• _What you have to do_
In the entries below, find every line with "color" and copy it.

• _Available records_
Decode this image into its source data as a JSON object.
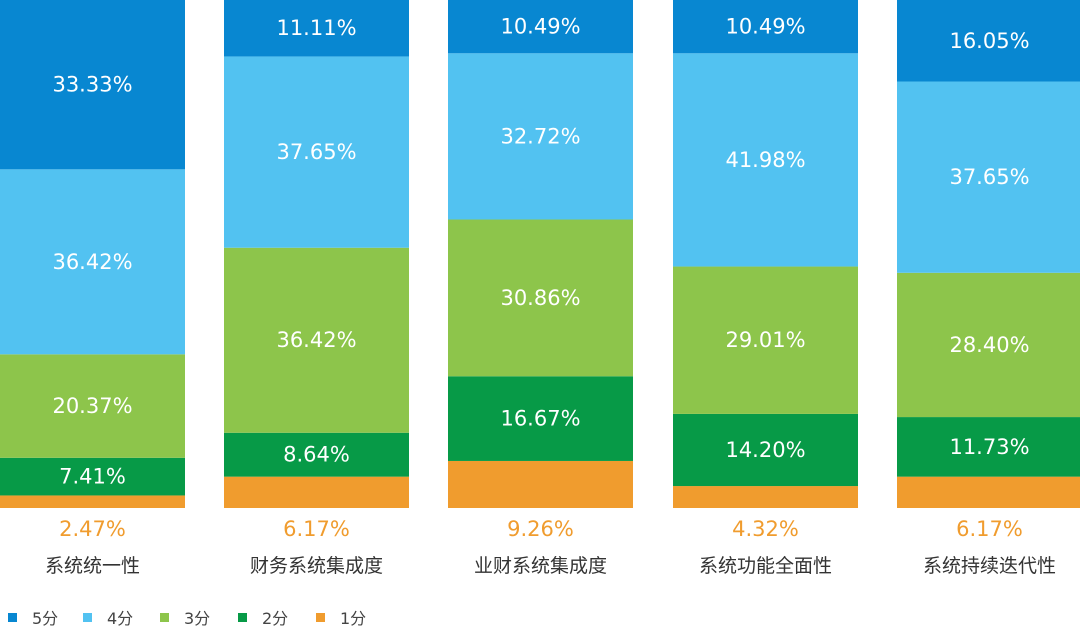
{
  "chart_data": {
    "type": "bar",
    "stacked": true,
    "normalized": true,
    "title": "",
    "xlabel": "",
    "ylabel": "",
    "ylim": [
      0,
      100
    ],
    "unit": "%",
    "categories": [
      "系统统一性",
      "财务系统集成度",
      "业财系统集成度",
      "系统功能全面性",
      "系统持续迭代性"
    ],
    "series": [
      {
        "name": "1分",
        "color": "#F09C2E",
        "values": [
          2.47,
          6.17,
          9.26,
          4.32,
          6.17
        ],
        "labels": [
          "2.47%",
          "6.17%",
          "9.26%",
          "4.32%",
          "6.17%"
        ]
      },
      {
        "name": "2分",
        "color": "#079A47",
        "values": [
          7.41,
          8.64,
          16.67,
          14.2,
          11.73
        ],
        "labels": [
          "7.41%",
          "8.64%",
          "16.67%",
          "14.20%",
          "11.73%"
        ]
      },
      {
        "name": "3分",
        "color": "#8DC54B",
        "values": [
          20.37,
          36.42,
          30.86,
          29.01,
          28.4
        ],
        "labels": [
          "20.37%",
          "36.42%",
          "30.86%",
          "29.01%",
          "28.40%"
        ]
      },
      {
        "name": "4分",
        "color": "#52C2F1",
        "values": [
          36.42,
          37.65,
          32.72,
          41.98,
          37.65
        ],
        "labels": [
          "36.42%",
          "37.65%",
          "32.72%",
          "41.98%",
          "37.65%"
        ]
      },
      {
        "name": "5分",
        "color": "#0887D1",
        "values": [
          33.33,
          11.11,
          10.49,
          10.49,
          16.05
        ],
        "labels": [
          "33.33%",
          "11.11%",
          "10.49%",
          "10.49%",
          "16.05%"
        ]
      }
    ],
    "legend": {
      "placement": "bottom-left",
      "order": [
        "5分",
        "4分",
        "3分",
        "2分",
        "1分"
      ]
    }
  }
}
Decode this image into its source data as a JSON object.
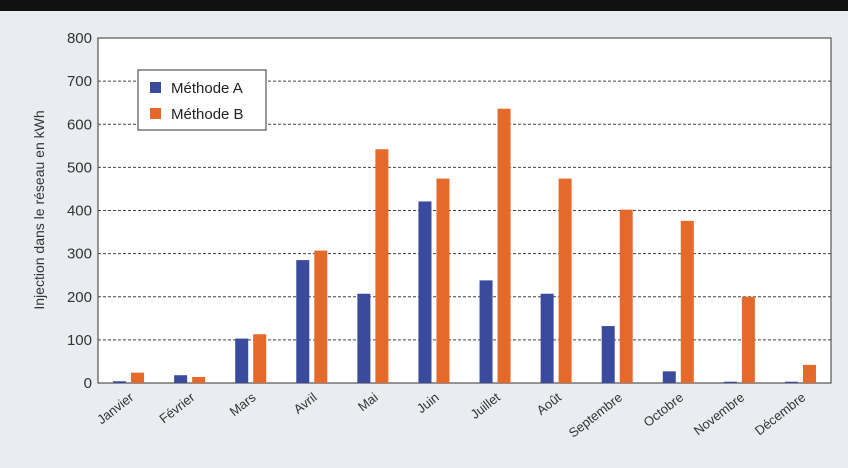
{
  "chart_data": {
    "type": "bar",
    "title": "",
    "xlabel": "",
    "ylabel": "Injection dans le réseau en kWh",
    "ylim": [
      0,
      800
    ],
    "yticks": [
      0,
      100,
      200,
      300,
      400,
      500,
      600,
      700,
      800
    ],
    "grid": "horizontal-dashed",
    "legend_position": "top-left",
    "categories": [
      "Janvier",
      "Février",
      "Mars",
      "Avril",
      "Mai",
      "Juin",
      "Juillet",
      "Août",
      "Septembre",
      "Octobre",
      "Novembre",
      "Décembre"
    ],
    "series": [
      {
        "name": "Méthode A",
        "color": "#3a4a9c",
        "values": [
          4,
          18,
          103,
          285,
          207,
          421,
          238,
          207,
          132,
          27,
          3,
          3
        ]
      },
      {
        "name": "Méthode B",
        "color": "#e4692a",
        "values": [
          24,
          14,
          113,
          307,
          542,
          474,
          636,
          474,
          402,
          376,
          200,
          42
        ]
      }
    ]
  }
}
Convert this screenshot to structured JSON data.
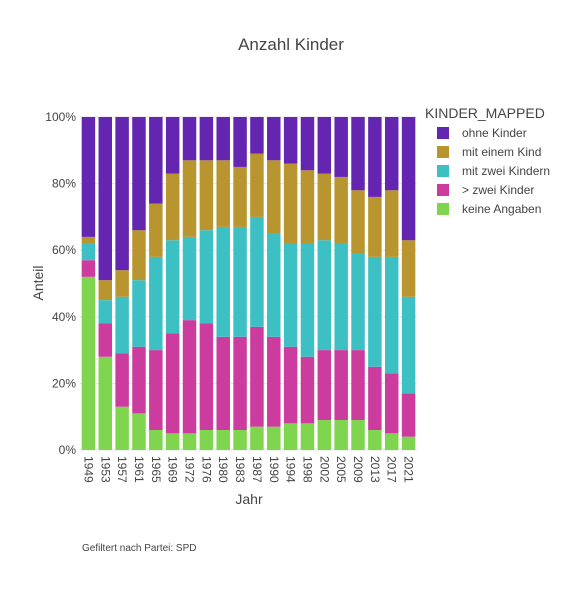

• _Exercise response_
        "color": "#F09C2E",
        "color": "#079A47",
        "color": "#8DC54B",
        "color": "#52C2F1",
        "color": "#0887D1",
        "color": "#3a4a9c",
        "color": "#e4692a",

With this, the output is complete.